• **Information given**:
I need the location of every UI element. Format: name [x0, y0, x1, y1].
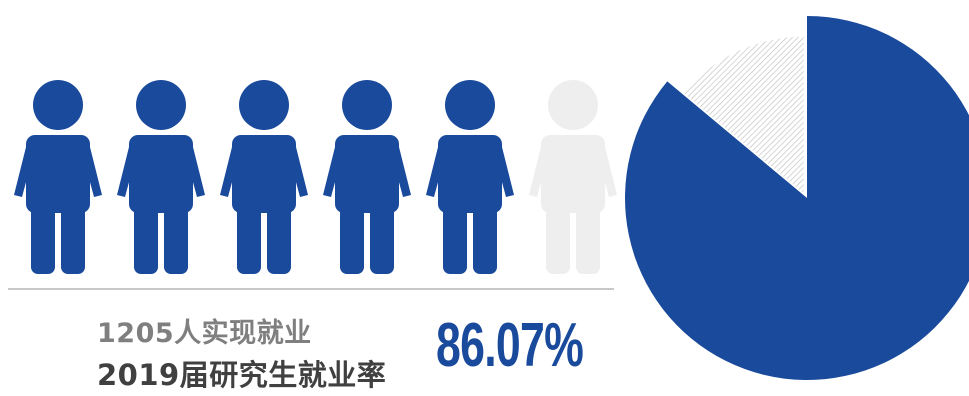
pie-slice-remaining — [683, 36, 804, 194]
employed-count-label: 1205人实现就业 — [97, 318, 312, 349]
person-icon-unemployed — [529, 80, 617, 274]
divider-line — [8, 288, 614, 290]
person-icon-employed — [426, 80, 514, 274]
pie-slice-employed — [625, 16, 969, 380]
person-icon-row — [14, 80, 617, 274]
person-icon-employed — [220, 80, 308, 274]
employment-rate-wrapper: 86.07% — [436, 296, 584, 396]
person-icon-employed — [323, 80, 411, 274]
employment-rate-title: 2019届研究生就业率 — [97, 358, 387, 392]
employment-pie-chart — [625, 16, 969, 380]
person-icon-employed — [14, 80, 102, 274]
person-icon-employed — [117, 80, 205, 274]
employment-rate-value: 86.07% — [436, 311, 584, 380]
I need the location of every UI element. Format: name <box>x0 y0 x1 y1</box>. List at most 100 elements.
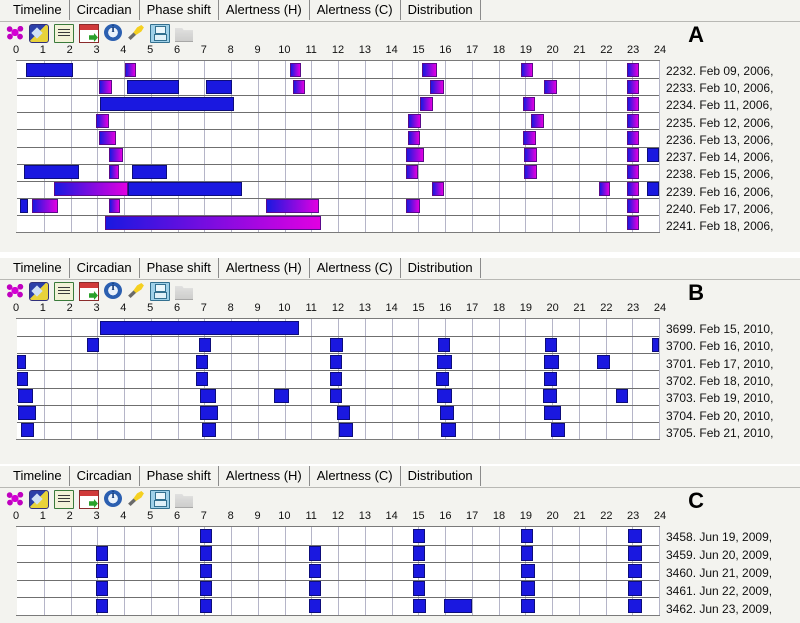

• **Problem statement**: Please return all of the material above word for word, leaving out the pictures.

• **Correct output**:
I need the location of every UI element. Format: name [x0, y0, x1, y1].
pie-slice-remaining — [683, 36, 804, 194]
employed-count-label: 1205人实现就业 — [97, 318, 312, 349]
person-icon-unemployed — [529, 80, 617, 274]
divider-line — [8, 288, 614, 290]
person-icon-employed — [426, 80, 514, 274]
pie-slice-employed — [625, 16, 969, 380]
person-icon-row — [14, 80, 617, 274]
person-icon-employed — [220, 80, 308, 274]
employment-rate-wrapper: 86.07% — [436, 296, 584, 396]
person-icon-employed — [323, 80, 411, 274]
employment-rate-title: 2019届研究生就业率 — [97, 358, 387, 392]
employment-pie-chart — [625, 16, 969, 380]
person-icon-employed — [14, 80, 102, 274]
person-icon-employed — [117, 80, 205, 274]
employment-rate-value: 86.07% — [436, 311, 584, 380]
I need the location of every UI element. Format: name <box>x0 y0 x1 y1</box>. List at most 100 elements.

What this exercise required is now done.